----- Extracted data -----

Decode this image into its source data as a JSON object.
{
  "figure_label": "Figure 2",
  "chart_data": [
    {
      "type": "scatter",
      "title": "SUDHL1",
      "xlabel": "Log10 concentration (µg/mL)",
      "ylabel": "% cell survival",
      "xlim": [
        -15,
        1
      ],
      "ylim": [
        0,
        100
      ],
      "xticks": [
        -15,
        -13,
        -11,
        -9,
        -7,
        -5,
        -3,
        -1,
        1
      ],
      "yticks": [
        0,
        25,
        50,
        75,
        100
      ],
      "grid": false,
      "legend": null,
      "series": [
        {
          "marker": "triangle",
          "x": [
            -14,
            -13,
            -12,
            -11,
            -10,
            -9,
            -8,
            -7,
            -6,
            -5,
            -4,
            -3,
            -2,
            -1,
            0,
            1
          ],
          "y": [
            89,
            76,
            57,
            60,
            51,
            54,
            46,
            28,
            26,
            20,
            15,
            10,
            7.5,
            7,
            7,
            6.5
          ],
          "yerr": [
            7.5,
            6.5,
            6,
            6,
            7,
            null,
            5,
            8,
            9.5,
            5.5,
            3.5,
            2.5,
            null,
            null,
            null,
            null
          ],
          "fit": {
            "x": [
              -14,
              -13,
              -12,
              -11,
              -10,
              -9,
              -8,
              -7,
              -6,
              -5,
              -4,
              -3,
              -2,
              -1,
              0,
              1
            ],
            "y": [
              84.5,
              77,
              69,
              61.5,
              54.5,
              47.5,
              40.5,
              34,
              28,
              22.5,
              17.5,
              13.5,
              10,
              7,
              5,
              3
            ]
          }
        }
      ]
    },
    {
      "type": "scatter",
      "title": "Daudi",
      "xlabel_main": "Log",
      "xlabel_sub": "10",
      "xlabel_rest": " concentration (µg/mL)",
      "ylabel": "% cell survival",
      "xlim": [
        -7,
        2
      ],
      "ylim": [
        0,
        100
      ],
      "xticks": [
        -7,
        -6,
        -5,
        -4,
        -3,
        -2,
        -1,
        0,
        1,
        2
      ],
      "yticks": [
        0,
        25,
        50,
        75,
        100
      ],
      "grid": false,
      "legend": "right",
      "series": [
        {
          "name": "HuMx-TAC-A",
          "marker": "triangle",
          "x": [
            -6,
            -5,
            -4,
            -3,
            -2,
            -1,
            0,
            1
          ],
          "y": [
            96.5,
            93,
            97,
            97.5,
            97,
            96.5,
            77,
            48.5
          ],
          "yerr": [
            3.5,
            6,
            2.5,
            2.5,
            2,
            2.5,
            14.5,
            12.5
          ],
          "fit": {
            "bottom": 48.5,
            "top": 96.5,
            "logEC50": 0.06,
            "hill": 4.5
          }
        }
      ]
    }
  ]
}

-----

_Written request_
Please restate the whole listing word for word.

_The answer_
Decode this image into its source data as a JSON object.
{
  "figure_label": "Figure 2",
  "chart_data": [
    {
      "type": "scatter",
      "title": "SUDHL1",
      "xlabel": "Log10 concentration (µg/mL)",
      "ylabel": "% cell survival",
      "xlim": [
        -15,
        1
      ],
      "ylim": [
        0,
        100
      ],
      "xticks": [
        -15,
        -13,
        -11,
        -9,
        -7,
        -5,
        -3,
        -1,
        1
      ],
      "yticks": [
        0,
        25,
        50,
        75,
        100
      ],
      "grid": false,
      "legend": null,
      "series": [
        {
          "marker": "triangle",
          "x": [
            -14,
            -13,
            -12,
            -11,
            -10,
            -9,
            -8,
            -7,
            -6,
            -5,
            -4,
            -3,
            -2,
            -1,
            0,
            1
          ],
          "y": [
            89,
            76,
            57,
            60,
            51,
            54,
            46,
            28,
            26,
            20,
            15,
            10,
            7.5,
            7,
            7,
            6.5
          ],
          "yerr": [
            7.5,
            6.5,
            6,
            6,
            7,
            null,
            5,
            8,
            9.5,
            5.5,
            3.5,
            2.5,
            null,
            null,
            null,
            null
          ],
          "fit": {
            "x": [
              -14,
              -13,
              -12,
              -11,
              -10,
              -9,
              -8,
              -7,
              -6,
              -5,
              -4,
              -3,
              -2,
              -1,
              0,
              1
            ],
            "y": [
              84.5,
              77,
              69,
              61.5,
              54.5,
              47.5,
              40.5,
              34,
              28,
              22.5,
              17.5,
              13.5,
              10,
              7,
              5,
              3
            ]
          }
        }
      ]
    },
    {
      "type": "scatter",
      "title": "Daudi",
      "xlabel_main": "Log",
      "xlabel_sub": "10",
      "xlabel_rest": " concentration (µg/mL)",
      "ylabel": "% cell survival",
      "xlim": [
        -7,
        2
      ],
      "ylim": [
        0,
        100
      ],
      "xticks": [
        -7,
        -6,
        -5,
        -4,
        -3,
        -2,
        -1,
        0,
        1,
        2
      ],
      "yticks": [
        0,
        25,
        50,
        75,
        100
      ],
      "grid": false,
      "legend": "right",
      "series": [
        {
          "name": "HuMx-TAC-A",
          "marker": "triangle",
          "x": [
            -6,
            -5,
            -4,
            -3,
            -2,
            -1,
            0,
            1
          ],
          "y": [
            96.5,
            93,
            97,
            97.5,
            97,
            96.5,
            77,
            48.5
          ],
          "yerr": [
            3.5,
            6,
            2.5,
            2.5,
            2,
            2.5,
            14.5,
            12.5
          ],
          "fit": {
            "bottom": 48.5,
            "top": 96.5,
            "logEC50": 0.06,
            "hill": 4.5
          }
        }
      ]
    }
  ]
}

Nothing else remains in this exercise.